-- begin RECORDS PROVIDED --

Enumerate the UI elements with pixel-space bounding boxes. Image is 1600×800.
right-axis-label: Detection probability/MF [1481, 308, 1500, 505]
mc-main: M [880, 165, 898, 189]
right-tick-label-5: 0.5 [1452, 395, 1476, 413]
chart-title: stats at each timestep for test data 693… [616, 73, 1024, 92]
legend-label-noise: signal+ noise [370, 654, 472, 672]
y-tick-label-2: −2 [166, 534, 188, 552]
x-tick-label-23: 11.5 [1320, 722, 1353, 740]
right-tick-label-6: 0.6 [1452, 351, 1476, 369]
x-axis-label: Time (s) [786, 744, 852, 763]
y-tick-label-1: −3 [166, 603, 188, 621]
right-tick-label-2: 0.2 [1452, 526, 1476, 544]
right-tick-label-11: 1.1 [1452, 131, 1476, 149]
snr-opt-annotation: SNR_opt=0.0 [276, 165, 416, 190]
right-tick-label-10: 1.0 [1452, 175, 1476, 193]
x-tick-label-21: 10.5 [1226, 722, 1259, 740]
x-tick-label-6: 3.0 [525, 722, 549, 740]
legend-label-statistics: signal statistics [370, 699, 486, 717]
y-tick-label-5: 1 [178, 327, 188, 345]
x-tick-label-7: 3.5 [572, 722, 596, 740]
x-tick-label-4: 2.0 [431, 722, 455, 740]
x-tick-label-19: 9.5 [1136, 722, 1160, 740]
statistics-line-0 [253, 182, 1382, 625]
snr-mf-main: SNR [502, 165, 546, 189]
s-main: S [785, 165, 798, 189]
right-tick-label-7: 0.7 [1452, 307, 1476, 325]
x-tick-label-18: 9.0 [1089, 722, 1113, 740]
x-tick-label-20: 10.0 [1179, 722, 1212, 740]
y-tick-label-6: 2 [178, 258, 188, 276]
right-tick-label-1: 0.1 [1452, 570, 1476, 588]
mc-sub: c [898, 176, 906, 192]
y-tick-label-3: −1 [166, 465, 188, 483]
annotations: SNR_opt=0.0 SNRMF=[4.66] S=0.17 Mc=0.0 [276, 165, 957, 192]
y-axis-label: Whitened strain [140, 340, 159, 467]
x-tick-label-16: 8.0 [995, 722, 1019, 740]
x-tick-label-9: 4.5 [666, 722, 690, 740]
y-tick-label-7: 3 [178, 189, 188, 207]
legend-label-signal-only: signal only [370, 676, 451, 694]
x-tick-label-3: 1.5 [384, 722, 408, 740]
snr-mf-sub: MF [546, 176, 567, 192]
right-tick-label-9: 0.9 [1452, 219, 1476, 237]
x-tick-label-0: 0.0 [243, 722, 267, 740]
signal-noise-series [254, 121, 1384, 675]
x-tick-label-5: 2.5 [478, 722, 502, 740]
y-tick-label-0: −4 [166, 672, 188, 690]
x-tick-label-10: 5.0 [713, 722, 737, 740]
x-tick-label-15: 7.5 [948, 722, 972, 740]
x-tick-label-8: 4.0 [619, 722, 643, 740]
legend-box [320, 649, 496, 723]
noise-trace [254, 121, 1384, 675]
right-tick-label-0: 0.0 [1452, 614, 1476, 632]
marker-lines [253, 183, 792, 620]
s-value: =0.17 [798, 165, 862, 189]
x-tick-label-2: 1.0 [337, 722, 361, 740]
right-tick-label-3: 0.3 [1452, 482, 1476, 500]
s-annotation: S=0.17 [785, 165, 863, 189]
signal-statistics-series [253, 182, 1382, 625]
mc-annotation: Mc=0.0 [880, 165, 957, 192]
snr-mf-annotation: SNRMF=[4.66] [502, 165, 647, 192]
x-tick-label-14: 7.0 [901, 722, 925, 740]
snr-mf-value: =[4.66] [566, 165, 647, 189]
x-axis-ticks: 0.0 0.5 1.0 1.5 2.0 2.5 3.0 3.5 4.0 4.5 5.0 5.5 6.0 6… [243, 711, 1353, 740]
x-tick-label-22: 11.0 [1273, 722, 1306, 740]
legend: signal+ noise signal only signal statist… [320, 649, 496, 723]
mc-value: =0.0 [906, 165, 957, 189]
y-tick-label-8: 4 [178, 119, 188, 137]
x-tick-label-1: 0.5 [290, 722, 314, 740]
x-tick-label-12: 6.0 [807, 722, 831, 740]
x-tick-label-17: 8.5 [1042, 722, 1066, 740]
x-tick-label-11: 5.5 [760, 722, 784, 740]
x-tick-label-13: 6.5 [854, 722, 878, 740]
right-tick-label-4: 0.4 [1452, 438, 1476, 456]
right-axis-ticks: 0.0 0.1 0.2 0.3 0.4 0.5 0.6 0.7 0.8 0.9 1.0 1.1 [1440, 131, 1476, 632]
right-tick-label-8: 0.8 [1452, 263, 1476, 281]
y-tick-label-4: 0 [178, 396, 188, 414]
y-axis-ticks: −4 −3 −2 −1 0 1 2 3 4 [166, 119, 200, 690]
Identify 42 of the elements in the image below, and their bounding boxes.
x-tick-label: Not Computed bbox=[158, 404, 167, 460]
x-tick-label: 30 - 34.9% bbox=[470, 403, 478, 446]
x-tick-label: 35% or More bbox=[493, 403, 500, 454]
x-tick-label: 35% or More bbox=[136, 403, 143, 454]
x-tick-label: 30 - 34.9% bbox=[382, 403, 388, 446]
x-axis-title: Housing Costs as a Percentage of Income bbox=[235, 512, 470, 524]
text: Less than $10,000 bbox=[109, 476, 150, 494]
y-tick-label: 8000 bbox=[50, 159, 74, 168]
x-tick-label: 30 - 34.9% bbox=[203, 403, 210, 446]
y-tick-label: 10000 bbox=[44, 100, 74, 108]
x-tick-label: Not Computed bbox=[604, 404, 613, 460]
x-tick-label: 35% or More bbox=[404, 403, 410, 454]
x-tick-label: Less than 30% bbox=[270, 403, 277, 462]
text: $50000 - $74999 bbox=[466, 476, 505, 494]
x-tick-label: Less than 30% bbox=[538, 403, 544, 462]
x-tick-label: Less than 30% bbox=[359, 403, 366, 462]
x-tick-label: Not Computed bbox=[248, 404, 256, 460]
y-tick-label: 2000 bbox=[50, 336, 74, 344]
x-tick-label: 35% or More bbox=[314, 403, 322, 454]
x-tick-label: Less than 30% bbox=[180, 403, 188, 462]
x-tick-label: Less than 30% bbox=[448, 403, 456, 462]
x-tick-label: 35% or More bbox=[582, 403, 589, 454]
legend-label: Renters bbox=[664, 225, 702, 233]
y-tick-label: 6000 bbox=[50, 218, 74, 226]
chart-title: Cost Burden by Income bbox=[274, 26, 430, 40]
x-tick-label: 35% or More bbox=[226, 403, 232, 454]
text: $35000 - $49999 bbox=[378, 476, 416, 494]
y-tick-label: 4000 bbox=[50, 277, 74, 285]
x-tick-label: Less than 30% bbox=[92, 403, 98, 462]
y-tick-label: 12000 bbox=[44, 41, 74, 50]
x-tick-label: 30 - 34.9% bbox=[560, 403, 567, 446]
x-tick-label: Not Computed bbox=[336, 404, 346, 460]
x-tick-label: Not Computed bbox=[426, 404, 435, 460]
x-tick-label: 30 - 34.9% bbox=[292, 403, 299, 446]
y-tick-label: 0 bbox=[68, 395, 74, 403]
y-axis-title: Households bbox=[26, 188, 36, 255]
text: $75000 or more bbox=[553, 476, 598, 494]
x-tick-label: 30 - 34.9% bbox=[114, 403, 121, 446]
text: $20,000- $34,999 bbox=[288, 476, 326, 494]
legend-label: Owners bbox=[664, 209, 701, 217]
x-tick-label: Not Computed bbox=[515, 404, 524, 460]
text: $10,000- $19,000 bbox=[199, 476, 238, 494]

-- end RECORDS PROVIDED --

_WHAT YOU HAVE TO DO_. Reproduce every one of the entries above, character for character, with nothing changed, added, or left out.

_WRITTEN ANSWER_.
Enumerate the UI elements with pixel-space bounding boxes. Image is 1600×800.
right-axis-label: Detection probability/MF [1481, 308, 1500, 505]
mc-main: M [880, 165, 898, 189]
right-tick-label-5: 0.5 [1452, 395, 1476, 413]
chart-title: stats at each timestep for test data 693… [616, 73, 1024, 92]
legend-label-noise: signal+ noise [370, 654, 472, 672]
y-tick-label-2: −2 [166, 534, 188, 552]
x-tick-label-23: 11.5 [1320, 722, 1353, 740]
right-tick-label-6: 0.6 [1452, 351, 1476, 369]
x-axis-label: Time (s) [786, 744, 852, 763]
y-tick-label-1: −3 [166, 603, 188, 621]
right-tick-label-2: 0.2 [1452, 526, 1476, 544]
right-tick-label-11: 1.1 [1452, 131, 1476, 149]
snr-opt-annotation: SNR_opt=0.0 [276, 165, 416, 190]
right-tick-label-10: 1.0 [1452, 175, 1476, 193]
x-tick-label-21: 10.5 [1226, 722, 1259, 740]
x-tick-label-6: 3.0 [525, 722, 549, 740]
legend-label-statistics: signal statistics [370, 699, 486, 717]
y-tick-label-5: 1 [178, 327, 188, 345]
x-tick-label-7: 3.5 [572, 722, 596, 740]
x-tick-label-4: 2.0 [431, 722, 455, 740]
x-tick-label-19: 9.5 [1136, 722, 1160, 740]
statistics-line-0 [253, 182, 1382, 625]
snr-mf-main: SNR [502, 165, 546, 189]
s-main: S [785, 165, 798, 189]
right-tick-label-7: 0.7 [1452, 307, 1476, 325]
x-tick-label-18: 9.0 [1089, 722, 1113, 740]
x-tick-label-20: 10.0 [1179, 722, 1212, 740]
y-tick-label-6: 2 [178, 258, 188, 276]
right-tick-label-1: 0.1 [1452, 570, 1476, 588]
mc-sub: c [898, 176, 906, 192]
y-tick-label-3: −1 [166, 465, 188, 483]
annotations: SNR_opt=0.0 SNRMF=[4.66] S=0.17 Mc=0.0 [276, 165, 957, 192]
y-axis-label: Whitened strain [140, 340, 159, 467]
x-tick-label-16: 8.0 [995, 722, 1019, 740]
x-tick-label-9: 4.5 [666, 722, 690, 740]
y-tick-label-7: 3 [178, 189, 188, 207]
legend-label-signal-only: signal only [370, 676, 451, 694]
x-tick-label-3: 1.5 [384, 722, 408, 740]
snr-mf-sub: MF [546, 176, 567, 192]
right-tick-label-9: 0.9 [1452, 219, 1476, 237]
x-tick-label-0: 0.0 [243, 722, 267, 740]
signal-noise-series [254, 121, 1384, 675]
x-tick-label-5: 2.5 [478, 722, 502, 740]
y-tick-label-0: −4 [166, 672, 188, 690]
x-tick-label-10: 5.0 [713, 722, 737, 740]
x-tick-label-15: 7.5 [948, 722, 972, 740]
x-tick-label-8: 4.0 [619, 722, 643, 740]
legend-box [320, 649, 496, 723]
noise-trace [254, 121, 1384, 675]
right-tick-label-0: 0.0 [1452, 614, 1476, 632]
marker-lines [253, 183, 792, 620]
s-value: =0.17 [798, 165, 862, 189]
x-tick-label-2: 1.0 [337, 722, 361, 740]
right-tick-label-3: 0.3 [1452, 482, 1476, 500]
s-annotation: S=0.17 [785, 165, 863, 189]
signal-statistics-series [253, 182, 1382, 625]
mc-annotation: Mc=0.0 [880, 165, 957, 192]
snr-mf-annotation: SNRMF=[4.66] [502, 165, 647, 192]
x-tick-label-14: 7.0 [901, 722, 925, 740]
snr-mf-value: =[4.66] [566, 165, 647, 189]
x-axis-ticks: 0.0 0.5 1.0 1.5 2.0 2.5 3.0 3.5 4.0 4.5 5.0 5.5 6.0 6… [243, 711, 1353, 740]
x-tick-label-22: 11.0 [1273, 722, 1306, 740]
legend: signal+ noise signal only signal statist… [320, 649, 496, 723]
mc-value: =0.0 [906, 165, 957, 189]
y-tick-label-8: 4 [178, 119, 188, 137]
x-tick-label-1: 0.5 [290, 722, 314, 740]
x-tick-label-12: 6.0 [807, 722, 831, 740]
x-tick-label-17: 8.5 [1042, 722, 1066, 740]
x-tick-label-11: 5.5 [760, 722, 784, 740]
x-tick-label-13: 6.5 [854, 722, 878, 740]
right-tick-label-4: 0.4 [1452, 438, 1476, 456]
right-axis-ticks: 0.0 0.1 0.2 0.3 0.4 0.5 0.6 0.7 0.8 0.9 1.0 1.1 [1440, 131, 1476, 632]
right-tick-label-8: 0.8 [1452, 263, 1476, 281]
y-tick-label-4: 0 [178, 396, 188, 414]
y-axis-ticks: −4 −3 −2 −1 0 1 2 3 4 [166, 119, 200, 690]
Identify 42 of the elements in the image below, and their bounding boxes.
x-tick-label: Not Computed bbox=[158, 404, 167, 460]
x-tick-label: 30 - 34.9% bbox=[470, 403, 478, 446]
x-tick-label: 35% or More bbox=[493, 403, 500, 454]
x-tick-label: 35% or More bbox=[136, 403, 143, 454]
x-tick-label: 30 - 34.9% bbox=[382, 403, 388, 446]
x-axis-title: Housing Costs as a Percentage of Income bbox=[235, 512, 470, 524]
text: Less than $10,000 bbox=[109, 476, 150, 494]
y-tick-label: 8000 bbox=[50, 159, 74, 168]
x-tick-label: 30 - 34.9% bbox=[203, 403, 210, 446]
y-tick-label: 10000 bbox=[44, 100, 74, 108]
x-tick-label: Not Computed bbox=[604, 404, 613, 460]
x-tick-label: 35% or More bbox=[404, 403, 410, 454]
x-tick-label: Less than 30% bbox=[270, 403, 277, 462]
text: $50000 - $74999 bbox=[466, 476, 505, 494]
x-tick-label: Less than 30% bbox=[538, 403, 544, 462]
x-tick-label: Less than 30% bbox=[359, 403, 366, 462]
x-tick-label: Not Computed bbox=[248, 404, 256, 460]
y-tick-label: 2000 bbox=[50, 336, 74, 344]
x-tick-label: 35% or More bbox=[314, 403, 322, 454]
x-tick-label: Less than 30% bbox=[180, 403, 188, 462]
x-tick-label: Less than 30% bbox=[448, 403, 456, 462]
x-tick-label: 35% or More bbox=[582, 403, 589, 454]
legend-label: Renters bbox=[664, 225, 702, 233]
y-tick-label: 6000 bbox=[50, 218, 74, 226]
chart-title: Cost Burden by Income bbox=[274, 26, 430, 40]
x-tick-label: 35% or More bbox=[226, 403, 232, 454]
text: $35000 - $49999 bbox=[378, 476, 416, 494]
y-tick-label: 4000 bbox=[50, 277, 74, 285]
x-tick-label: Less than 30% bbox=[92, 403, 98, 462]
y-tick-label: 12000 bbox=[44, 41, 74, 50]
x-tick-label: 30 - 34.9% bbox=[560, 403, 567, 446]
x-tick-label: Not Computed bbox=[336, 404, 346, 460]
x-tick-label: Not Computed bbox=[426, 404, 435, 460]
x-tick-label: 30 - 34.9% bbox=[292, 403, 299, 446]
y-tick-label: 0 bbox=[68, 395, 74, 403]
y-axis-title: Households bbox=[26, 188, 36, 255]
text: $75000 or more bbox=[553, 476, 598, 494]
x-tick-label: 30 - 34.9% bbox=[114, 403, 121, 446]
text: $20,000- $34,999 bbox=[288, 476, 326, 494]
legend-label: Owners bbox=[664, 209, 701, 217]
x-tick-label: Not Computed bbox=[515, 404, 524, 460]
text: $10,000- $19,000 bbox=[199, 476, 238, 494]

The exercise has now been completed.